- [PROBLEM STATEMENT]:
Output every line of the material exactly, omitting images.

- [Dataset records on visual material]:
============================================================
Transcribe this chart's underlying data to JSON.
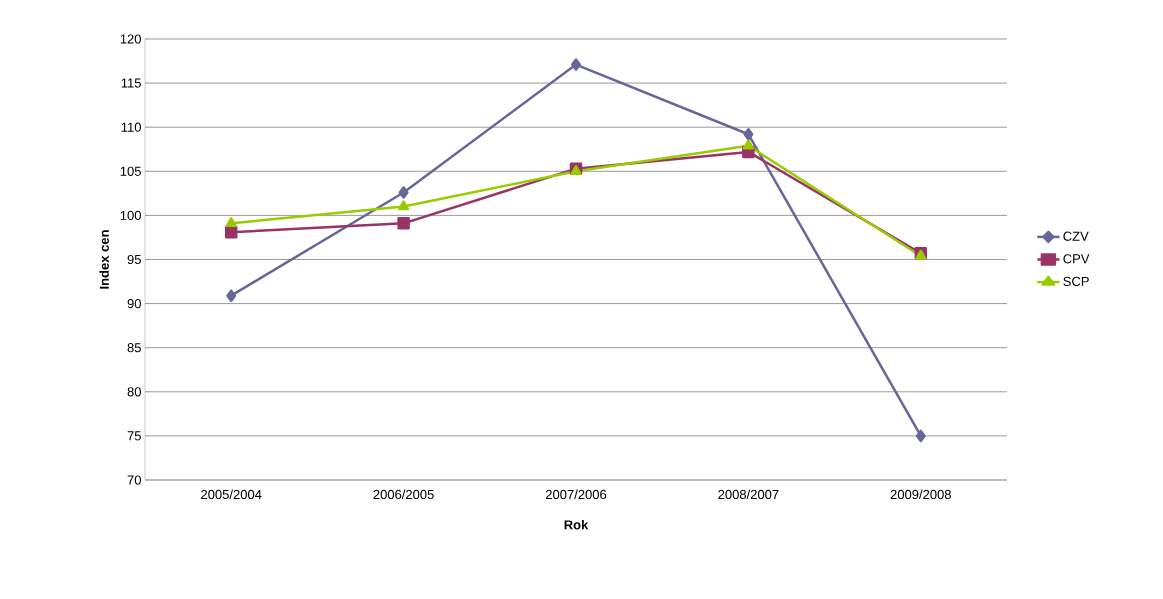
{
  "chart_data": {
    "type": "line",
    "xlabel": "Rok",
    "ylabel": "Index cen",
    "categories": [
      "2005/2004",
      "2006/2005",
      "2007/2006",
      "2008/2007",
      "2009/2008"
    ],
    "series": [
      {
        "name": "CZV",
        "color": "#666699",
        "marker": "diamond",
        "values": [
          90.9,
          102.6,
          117.1,
          109.2,
          75.0
        ]
      },
      {
        "name": "CPV",
        "color": "#993366",
        "marker": "square",
        "values": [
          98.1,
          99.1,
          105.3,
          107.2,
          95.7
        ]
      },
      {
        "name": "SCP",
        "color": "#99cc00",
        "marker": "triangle",
        "values": [
          99.1,
          101.0,
          105.0,
          107.9,
          95.4
        ]
      }
    ],
    "ylim": [
      70,
      120
    ],
    "yticks": [
      70,
      75,
      80,
      85,
      90,
      95,
      100,
      105,
      110,
      115,
      120
    ],
    "grid": "y",
    "legend": "right"
  }
}
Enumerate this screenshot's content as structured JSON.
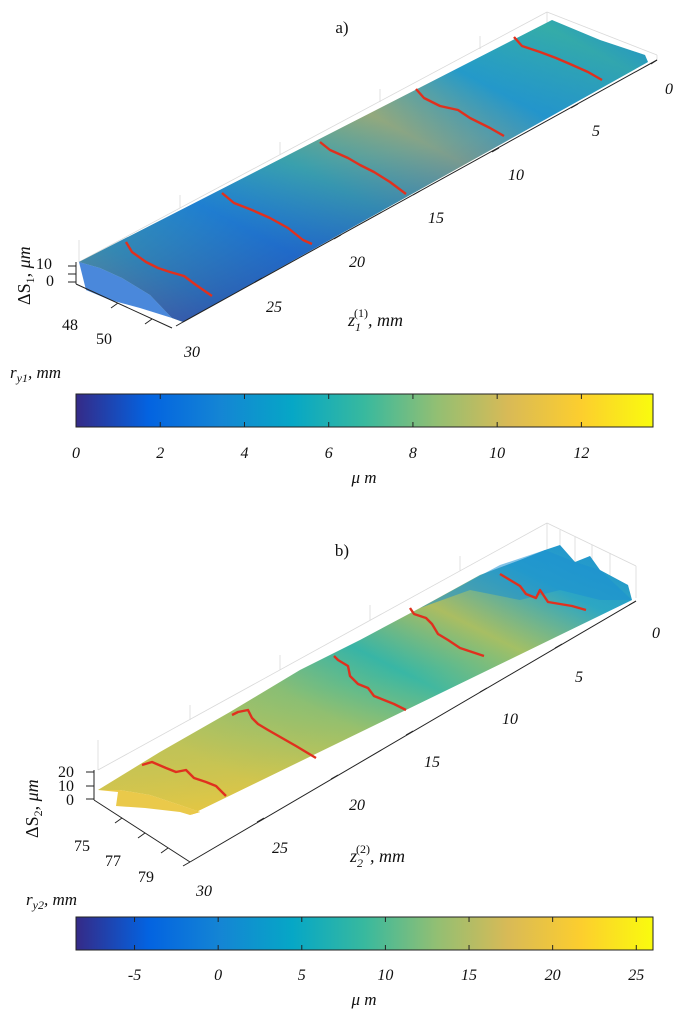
{
  "chart_data": [
    {
      "type": "surface",
      "panel_label": "a)",
      "zlabel": "ΔS",
      "zlabel_sub": "1",
      "zlabel_unit": ", μm",
      "xlabel": "z",
      "xlabel_sub": "1",
      "xlabel_sup": "(1)",
      "xlabel_unit": ", mm",
      "ylabel": "r",
      "ylabel_sub": "y1",
      "ylabel_unit": ", mm",
      "x_ticks": [
        "0",
        "5",
        "10",
        "15",
        "20",
        "25",
        "30"
      ],
      "y_ticks": [
        "48",
        "50"
      ],
      "z_ticks": [
        "10",
        "0"
      ],
      "xlim": [
        0,
        30
      ],
      "colorbar": {
        "label": "μ m",
        "range": [
          0,
          13.7
        ],
        "ticks": [
          "0",
          "2",
          "4",
          "6",
          "8",
          "10",
          "12"
        ],
        "tick_values": [
          0,
          2,
          4,
          6,
          8,
          10,
          12
        ]
      },
      "red_lines_at_z": [
        5,
        10,
        15,
        20,
        25
      ],
      "colormap": "parula"
    },
    {
      "type": "surface",
      "panel_label": "b)",
      "zlabel": "ΔS",
      "zlabel_sub": "2",
      "zlabel_unit": ", μm",
      "xlabel": "z",
      "xlabel_sub": "2",
      "xlabel_sup": "(2)",
      "xlabel_unit": ", mm",
      "ylabel": "r",
      "ylabel_sub": "y2",
      "ylabel_unit": ", mm",
      "x_ticks": [
        "0",
        "5",
        "10",
        "15",
        "20",
        "25",
        "30"
      ],
      "y_ticks": [
        "75",
        "77",
        "79"
      ],
      "z_ticks": [
        "20",
        "10",
        "0"
      ],
      "xlim": [
        0,
        30
      ],
      "colorbar": {
        "label": "μ m",
        "range": [
          -8.5,
          26
        ],
        "ticks": [
          "-5",
          "0",
          "5",
          "10",
          "15",
          "20",
          "25"
        ],
        "tick_values": [
          -5,
          0,
          5,
          10,
          15,
          20,
          25
        ]
      },
      "red_lines_at_z": [
        5,
        10,
        15,
        20,
        25
      ],
      "colormap": "parula"
    }
  ]
}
============================================================
- [WRITTEN SOLUTION]:
Transcribe this chart's underlying data to JSON.
{
  "chart_data": {
    "type": "line",
    "xlabel": "Rok",
    "ylabel": "Index cen",
    "categories": [
      "2005/2004",
      "2006/2005",
      "2007/2006",
      "2008/2007",
      "2009/2008"
    ],
    "series": [
      {
        "name": "CZV",
        "color": "#666699",
        "marker": "diamond",
        "values": [
          90.9,
          102.6,
          117.1,
          109.2,
          75.0
        ]
      },
      {
        "name": "CPV",
        "color": "#993366",
        "marker": "square",
        "values": [
          98.1,
          99.1,
          105.3,
          107.2,
          95.7
        ]
      },
      {
        "name": "SCP",
        "color": "#99cc00",
        "marker": "triangle",
        "values": [
          99.1,
          101.0,
          105.0,
          107.9,
          95.4
        ]
      }
    ],
    "ylim": [
      70,
      120
    ],
    "yticks": [
      70,
      75,
      80,
      85,
      90,
      95,
      100,
      105,
      110,
      115,
      120
    ],
    "grid": "y",
    "legend": "right"
  }
}
Enumerate this screenshot's content as structured JSON.
{
  "chart_data": [
    {
      "type": "surface",
      "panel_label": "a)",
      "zlabel": "ΔS",
      "zlabel_sub": "1",
      "zlabel_unit": ", μm",
      "xlabel": "z",
      "xlabel_sub": "1",
      "xlabel_sup": "(1)",
      "xlabel_unit": ", mm",
      "ylabel": "r",
      "ylabel_sub": "y1",
      "ylabel_unit": ", mm",
      "x_ticks": [
        "0",
        "5",
        "10",
        "15",
        "20",
        "25",
        "30"
      ],
      "y_ticks": [
        "48",
        "50"
      ],
      "z_ticks": [
        "10",
        "0"
      ],
      "xlim": [
        0,
        30
      ],
      "colorbar": {
        "label": "μ m",
        "range": [
          0,
          13.7
        ],
        "ticks": [
          "0",
          "2",
          "4",
          "6",
          "8",
          "10",
          "12"
        ],
        "tick_values": [
          0,
          2,
          4,
          6,
          8,
          10,
          12
        ]
      },
      "red_lines_at_z": [
        5,
        10,
        15,
        20,
        25
      ],
      "colormap": "parula"
    },
    {
      "type": "surface",
      "panel_label": "b)",
      "zlabel": "ΔS",
      "zlabel_sub": "2",
      "zlabel_unit": ", μm",
      "xlabel": "z",
      "xlabel_sub": "2",
      "xlabel_sup": "(2)",
      "xlabel_unit": ", mm",
      "ylabel": "r",
      "ylabel_sub": "y2",
      "ylabel_unit": ", mm",
      "x_ticks": [
        "0",
        "5",
        "10",
        "15",
        "20",
        "25",
        "30"
      ],
      "y_ticks": [
        "75",
        "77",
        "79"
      ],
      "z_ticks": [
        "20",
        "10",
        "0"
      ],
      "xlim": [
        0,
        30
      ],
      "colorbar": {
        "label": "μ m",
        "range": [
          -8.5,
          26
        ],
        "ticks": [
          "-5",
          "0",
          "5",
          "10",
          "15",
          "20",
          "25"
        ],
        "tick_values": [
          -5,
          0,
          5,
          10,
          15,
          20,
          25
        ]
      },
      "red_lines_at_z": [
        5,
        10,
        15,
        20,
        25
      ],
      "colormap": "parula"
    }
  ]
}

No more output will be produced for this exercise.